▶ **BRIEF**
Transcribe all of the material below word for word and leave out its pictures.

▶ **DATA EXTRACT**
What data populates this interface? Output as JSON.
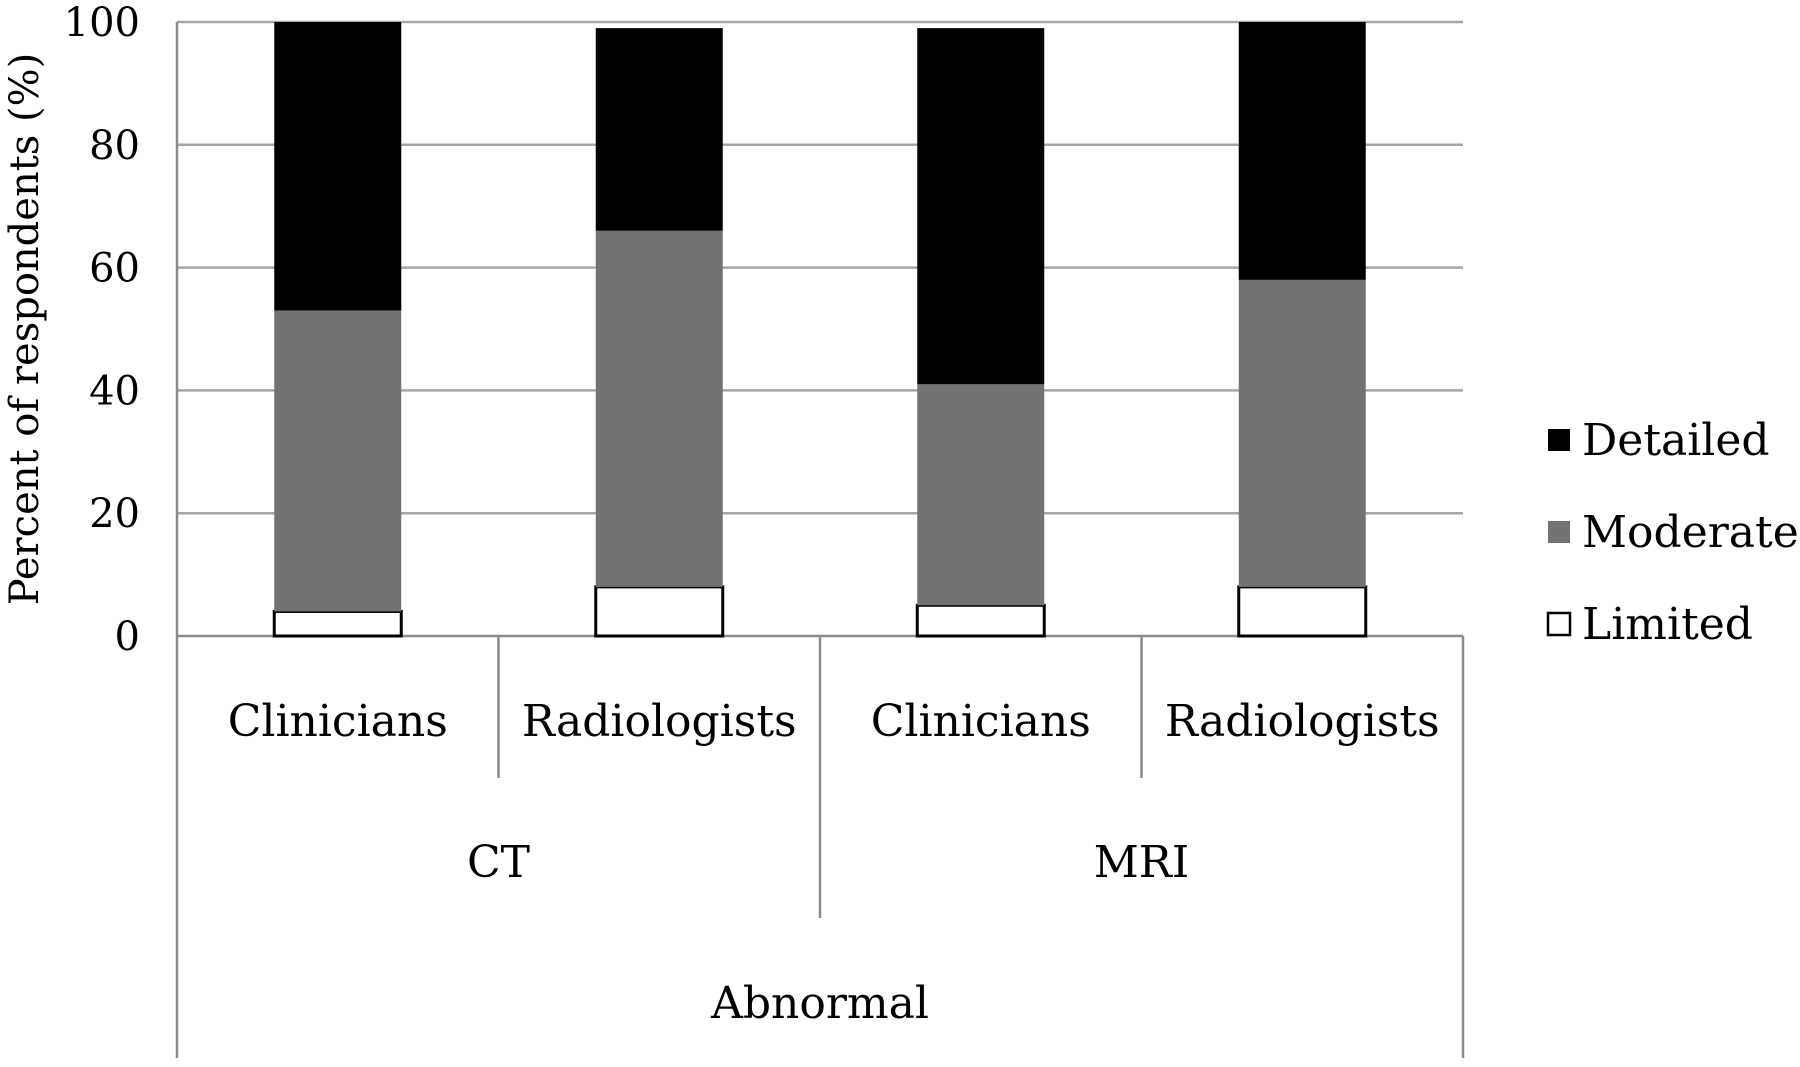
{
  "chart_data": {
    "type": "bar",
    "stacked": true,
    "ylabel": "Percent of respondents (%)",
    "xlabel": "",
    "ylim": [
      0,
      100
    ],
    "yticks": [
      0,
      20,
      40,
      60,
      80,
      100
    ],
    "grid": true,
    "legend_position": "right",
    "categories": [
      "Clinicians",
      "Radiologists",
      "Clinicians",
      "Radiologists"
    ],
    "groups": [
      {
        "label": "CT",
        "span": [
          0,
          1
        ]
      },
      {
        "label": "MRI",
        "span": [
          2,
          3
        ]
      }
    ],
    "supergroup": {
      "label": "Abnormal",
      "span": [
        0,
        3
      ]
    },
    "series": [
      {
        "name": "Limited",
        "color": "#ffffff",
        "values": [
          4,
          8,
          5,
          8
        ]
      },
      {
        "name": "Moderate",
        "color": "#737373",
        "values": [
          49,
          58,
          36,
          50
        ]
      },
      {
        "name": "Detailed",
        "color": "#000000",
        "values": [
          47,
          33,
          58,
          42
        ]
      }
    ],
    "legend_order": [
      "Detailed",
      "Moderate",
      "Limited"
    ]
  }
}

▶ **ANSWER IN FULL**
What data populates this interface? Output as JSON.
{
  "chart_data": {
    "type": "bar",
    "stacked": true,
    "ylabel": "Percent of respondents (%)",
    "xlabel": "",
    "ylim": [
      0,
      100
    ],
    "yticks": [
      0,
      20,
      40,
      60,
      80,
      100
    ],
    "grid": true,
    "legend_position": "right",
    "categories": [
      "Clinicians",
      "Radiologists",
      "Clinicians",
      "Radiologists"
    ],
    "groups": [
      {
        "label": "CT",
        "span": [
          0,
          1
        ]
      },
      {
        "label": "MRI",
        "span": [
          2,
          3
        ]
      }
    ],
    "supergroup": {
      "label": "Abnormal",
      "span": [
        0,
        3
      ]
    },
    "series": [
      {
        "name": "Limited",
        "color": "#ffffff",
        "values": [
          4,
          8,
          5,
          8
        ]
      },
      {
        "name": "Moderate",
        "color": "#737373",
        "values": [
          49,
          58,
          36,
          50
        ]
      },
      {
        "name": "Detailed",
        "color": "#000000",
        "values": [
          47,
          33,
          58,
          42
        ]
      }
    ],
    "legend_order": [
      "Detailed",
      "Moderate",
      "Limited"
    ]
  }
}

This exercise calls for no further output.